_What the task requires:_
Check each line of the records below for the word "count" and copy those where it appears.

_Provided records:_
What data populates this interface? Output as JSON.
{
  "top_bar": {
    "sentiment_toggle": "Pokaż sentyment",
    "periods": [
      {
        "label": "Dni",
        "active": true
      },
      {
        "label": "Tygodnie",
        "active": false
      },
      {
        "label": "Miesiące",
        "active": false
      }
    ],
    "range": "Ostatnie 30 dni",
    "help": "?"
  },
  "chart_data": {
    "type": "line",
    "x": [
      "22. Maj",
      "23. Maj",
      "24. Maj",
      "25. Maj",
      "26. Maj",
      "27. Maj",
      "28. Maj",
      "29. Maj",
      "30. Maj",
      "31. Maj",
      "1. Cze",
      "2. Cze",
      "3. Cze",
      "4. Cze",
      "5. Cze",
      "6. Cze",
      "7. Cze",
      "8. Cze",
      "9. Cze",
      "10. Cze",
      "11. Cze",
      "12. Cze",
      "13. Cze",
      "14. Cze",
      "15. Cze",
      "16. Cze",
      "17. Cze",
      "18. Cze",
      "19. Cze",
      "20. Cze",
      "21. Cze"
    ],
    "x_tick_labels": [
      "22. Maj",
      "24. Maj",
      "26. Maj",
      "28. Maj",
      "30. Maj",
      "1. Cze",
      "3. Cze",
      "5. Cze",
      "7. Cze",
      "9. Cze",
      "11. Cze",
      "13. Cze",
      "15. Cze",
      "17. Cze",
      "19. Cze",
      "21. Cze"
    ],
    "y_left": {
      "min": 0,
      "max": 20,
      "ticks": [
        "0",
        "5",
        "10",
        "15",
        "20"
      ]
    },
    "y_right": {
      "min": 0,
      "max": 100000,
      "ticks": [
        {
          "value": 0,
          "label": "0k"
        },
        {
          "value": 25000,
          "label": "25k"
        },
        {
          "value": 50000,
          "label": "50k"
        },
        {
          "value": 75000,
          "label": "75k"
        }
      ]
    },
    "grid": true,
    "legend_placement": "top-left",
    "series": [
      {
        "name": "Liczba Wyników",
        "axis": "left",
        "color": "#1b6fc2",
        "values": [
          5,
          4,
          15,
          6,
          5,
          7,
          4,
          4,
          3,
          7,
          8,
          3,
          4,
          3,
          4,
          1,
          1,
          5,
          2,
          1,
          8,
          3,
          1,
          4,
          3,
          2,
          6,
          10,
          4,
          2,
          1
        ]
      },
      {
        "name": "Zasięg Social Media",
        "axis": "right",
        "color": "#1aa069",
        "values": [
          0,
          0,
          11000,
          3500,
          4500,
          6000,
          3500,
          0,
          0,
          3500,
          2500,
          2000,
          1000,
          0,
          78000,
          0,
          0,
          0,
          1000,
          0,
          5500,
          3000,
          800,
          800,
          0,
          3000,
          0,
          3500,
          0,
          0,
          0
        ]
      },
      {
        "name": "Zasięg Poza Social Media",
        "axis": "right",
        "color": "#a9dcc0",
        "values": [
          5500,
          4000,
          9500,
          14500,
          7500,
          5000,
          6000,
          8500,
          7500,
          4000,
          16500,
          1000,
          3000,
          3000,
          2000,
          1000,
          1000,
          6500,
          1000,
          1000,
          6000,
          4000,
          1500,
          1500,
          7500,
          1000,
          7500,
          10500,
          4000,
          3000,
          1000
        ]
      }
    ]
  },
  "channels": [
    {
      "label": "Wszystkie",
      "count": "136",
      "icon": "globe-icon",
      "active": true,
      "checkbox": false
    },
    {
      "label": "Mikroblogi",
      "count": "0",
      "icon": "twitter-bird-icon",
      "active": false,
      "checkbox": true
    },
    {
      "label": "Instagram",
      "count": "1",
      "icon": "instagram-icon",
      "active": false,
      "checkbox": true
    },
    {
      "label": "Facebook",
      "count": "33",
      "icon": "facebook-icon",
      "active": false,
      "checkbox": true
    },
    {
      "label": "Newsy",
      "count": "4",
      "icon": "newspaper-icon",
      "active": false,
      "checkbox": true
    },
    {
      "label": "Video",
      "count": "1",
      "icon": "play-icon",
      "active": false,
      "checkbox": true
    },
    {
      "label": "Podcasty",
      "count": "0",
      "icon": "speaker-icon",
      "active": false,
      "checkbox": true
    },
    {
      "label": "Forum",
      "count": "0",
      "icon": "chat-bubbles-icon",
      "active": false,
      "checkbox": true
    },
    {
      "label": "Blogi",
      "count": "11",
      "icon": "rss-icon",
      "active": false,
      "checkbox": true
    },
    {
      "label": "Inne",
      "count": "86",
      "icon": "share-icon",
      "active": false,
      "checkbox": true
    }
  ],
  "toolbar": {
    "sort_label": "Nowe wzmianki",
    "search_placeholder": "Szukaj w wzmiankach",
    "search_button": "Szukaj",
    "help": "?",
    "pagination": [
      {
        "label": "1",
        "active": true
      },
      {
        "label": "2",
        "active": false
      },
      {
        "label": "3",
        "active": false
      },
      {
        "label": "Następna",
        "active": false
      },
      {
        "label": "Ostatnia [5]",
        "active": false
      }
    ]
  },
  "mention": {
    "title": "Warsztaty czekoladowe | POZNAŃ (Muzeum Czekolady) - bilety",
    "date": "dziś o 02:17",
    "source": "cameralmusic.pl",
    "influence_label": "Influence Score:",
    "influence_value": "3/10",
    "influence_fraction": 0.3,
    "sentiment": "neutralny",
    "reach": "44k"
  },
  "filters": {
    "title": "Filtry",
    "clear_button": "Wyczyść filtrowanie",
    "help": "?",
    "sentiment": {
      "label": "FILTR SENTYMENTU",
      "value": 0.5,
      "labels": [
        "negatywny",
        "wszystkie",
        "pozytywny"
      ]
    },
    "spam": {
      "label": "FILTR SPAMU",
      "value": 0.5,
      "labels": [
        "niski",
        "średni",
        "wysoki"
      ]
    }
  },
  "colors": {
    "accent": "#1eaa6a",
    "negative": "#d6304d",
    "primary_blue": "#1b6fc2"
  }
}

_Task answer:_
      "count": "136",
      "count": "0",
      "count": "1",
      "count": "33",
      "count": "4",
      "count": "1",
      "count": "0",
      "count": "0",
      "count": "11",
      "count": "86",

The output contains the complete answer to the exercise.